Entries follow. Set all of them down as they stand.

- DATASET RECORDS:
────
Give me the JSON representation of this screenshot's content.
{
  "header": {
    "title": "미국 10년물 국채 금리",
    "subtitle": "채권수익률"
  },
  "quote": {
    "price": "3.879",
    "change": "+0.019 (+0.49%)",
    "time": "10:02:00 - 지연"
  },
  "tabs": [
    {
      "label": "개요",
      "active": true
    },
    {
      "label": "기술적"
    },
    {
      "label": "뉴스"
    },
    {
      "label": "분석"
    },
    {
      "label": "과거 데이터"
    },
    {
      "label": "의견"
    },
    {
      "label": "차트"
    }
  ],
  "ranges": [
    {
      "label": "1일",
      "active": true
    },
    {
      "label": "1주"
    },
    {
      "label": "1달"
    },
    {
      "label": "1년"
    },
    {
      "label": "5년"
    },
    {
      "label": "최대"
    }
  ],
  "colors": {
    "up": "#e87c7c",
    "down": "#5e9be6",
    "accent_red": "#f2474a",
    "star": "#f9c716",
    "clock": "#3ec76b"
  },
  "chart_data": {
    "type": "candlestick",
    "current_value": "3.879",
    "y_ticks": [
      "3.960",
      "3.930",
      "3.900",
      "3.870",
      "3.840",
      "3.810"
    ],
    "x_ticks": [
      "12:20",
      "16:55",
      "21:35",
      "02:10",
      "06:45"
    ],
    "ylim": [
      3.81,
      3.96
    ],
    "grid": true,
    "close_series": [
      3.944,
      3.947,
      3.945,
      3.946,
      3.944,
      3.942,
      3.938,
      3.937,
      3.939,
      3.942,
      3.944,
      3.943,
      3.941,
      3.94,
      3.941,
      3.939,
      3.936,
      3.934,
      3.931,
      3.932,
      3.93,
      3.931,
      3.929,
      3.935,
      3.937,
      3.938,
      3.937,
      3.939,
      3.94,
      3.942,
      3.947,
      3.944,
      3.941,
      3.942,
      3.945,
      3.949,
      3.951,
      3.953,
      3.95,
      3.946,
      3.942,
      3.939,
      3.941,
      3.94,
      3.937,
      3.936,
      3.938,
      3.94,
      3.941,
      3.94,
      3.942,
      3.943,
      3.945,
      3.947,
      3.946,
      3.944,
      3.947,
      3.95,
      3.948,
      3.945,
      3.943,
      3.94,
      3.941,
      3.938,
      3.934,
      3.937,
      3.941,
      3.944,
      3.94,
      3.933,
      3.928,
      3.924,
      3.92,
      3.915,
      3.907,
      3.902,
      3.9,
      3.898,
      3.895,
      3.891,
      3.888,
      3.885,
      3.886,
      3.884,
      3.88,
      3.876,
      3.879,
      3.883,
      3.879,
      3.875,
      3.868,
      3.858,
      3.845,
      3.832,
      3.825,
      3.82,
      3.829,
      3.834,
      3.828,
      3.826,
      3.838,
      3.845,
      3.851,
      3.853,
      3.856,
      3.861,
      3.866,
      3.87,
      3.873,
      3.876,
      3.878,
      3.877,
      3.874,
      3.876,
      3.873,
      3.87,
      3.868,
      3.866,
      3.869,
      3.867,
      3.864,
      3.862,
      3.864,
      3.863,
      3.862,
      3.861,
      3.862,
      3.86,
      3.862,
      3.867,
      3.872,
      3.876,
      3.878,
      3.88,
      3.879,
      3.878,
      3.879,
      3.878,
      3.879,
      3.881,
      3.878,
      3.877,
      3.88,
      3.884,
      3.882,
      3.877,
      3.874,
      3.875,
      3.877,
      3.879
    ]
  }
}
────
- EXPECTED OUTPUT:
Give me the JSON representation of this screenshot's content.
{
  "header": {
    "title": "미국 10년물 국채 금리",
    "subtitle": "채권수익률"
  },
  "quote": {
    "price": "3.879",
    "change": "+0.019 (+0.49%)",
    "time": "10:02:00 - 지연"
  },
  "tabs": [
    {
      "label": "개요",
      "active": true
    },
    {
      "label": "기술적"
    },
    {
      "label": "뉴스"
    },
    {
      "label": "분석"
    },
    {
      "label": "과거 데이터"
    },
    {
      "label": "의견"
    },
    {
      "label": "차트"
    }
  ],
  "ranges": [
    {
      "label": "1일",
      "active": true
    },
    {
      "label": "1주"
    },
    {
      "label": "1달"
    },
    {
      "label": "1년"
    },
    {
      "label": "5년"
    },
    {
      "label": "최대"
    }
  ],
  "colors": {
    "up": "#e87c7c",
    "down": "#5e9be6",
    "accent_red": "#f2474a",
    "star": "#f9c716",
    "clock": "#3ec76b"
  },
  "chart_data": {
    "type": "candlestick",
    "current_value": "3.879",
    "y_ticks": [
      "3.960",
      "3.930",
      "3.900",
      "3.870",
      "3.840",
      "3.810"
    ],
    "x_ticks": [
      "12:20",
      "16:55",
      "21:35",
      "02:10",
      "06:45"
    ],
    "ylim": [
      3.81,
      3.96
    ],
    "grid": true,
    "close_series": [
      3.944,
      3.947,
      3.945,
      3.946,
      3.944,
      3.942,
      3.938,
      3.937,
      3.939,
      3.942,
      3.944,
      3.943,
      3.941,
      3.94,
      3.941,
      3.939,
      3.936,
      3.934,
      3.931,
      3.932,
      3.93,
      3.931,
      3.929,
      3.935,
      3.937,
      3.938,
      3.937,
      3.939,
      3.94,
      3.942,
      3.947,
      3.944,
      3.941,
      3.942,
      3.945,
      3.949,
      3.951,
      3.953,
      3.95,
      3.946,
      3.942,
      3.939,
      3.941,
      3.94,
      3.937,
      3.936,
      3.938,
      3.94,
      3.941,
      3.94,
      3.942,
      3.943,
      3.945,
      3.947,
      3.946,
      3.944,
      3.947,
      3.95,
      3.948,
      3.945,
      3.943,
      3.94,
      3.941,
      3.938,
      3.934,
      3.937,
      3.941,
      3.944,
      3.94,
      3.933,
      3.928,
      3.924,
      3.92,
      3.915,
      3.907,
      3.902,
      3.9,
      3.898,
      3.895,
      3.891,
      3.888,
      3.885,
      3.886,
      3.884,
      3.88,
      3.876,
      3.879,
      3.883,
      3.879,
      3.875,
      3.868,
      3.858,
      3.845,
      3.832,
      3.825,
      3.82,
      3.829,
      3.834,
      3.828,
      3.826,
      3.838,
      3.845,
      3.851,
      3.853,
      3.856,
      3.861,
      3.866,
      3.87,
      3.873,
      3.876,
      3.878,
      3.877,
      3.874,
      3.876,
      3.873,
      3.87,
      3.868,
      3.866,
      3.869,
      3.867,
      3.864,
      3.862,
      3.864,
      3.863,
      3.862,
      3.861,
      3.862,
      3.86,
      3.862,
      3.867,
      3.872,
      3.876,
      3.878,
      3.88,
      3.879,
      3.878,
      3.879,
      3.878,
      3.879,
      3.881,
      3.878,
      3.877,
      3.88,
      3.884,
      3.882,
      3.877,
      3.874,
      3.875,
      3.877,
      3.879
    ]
  }
}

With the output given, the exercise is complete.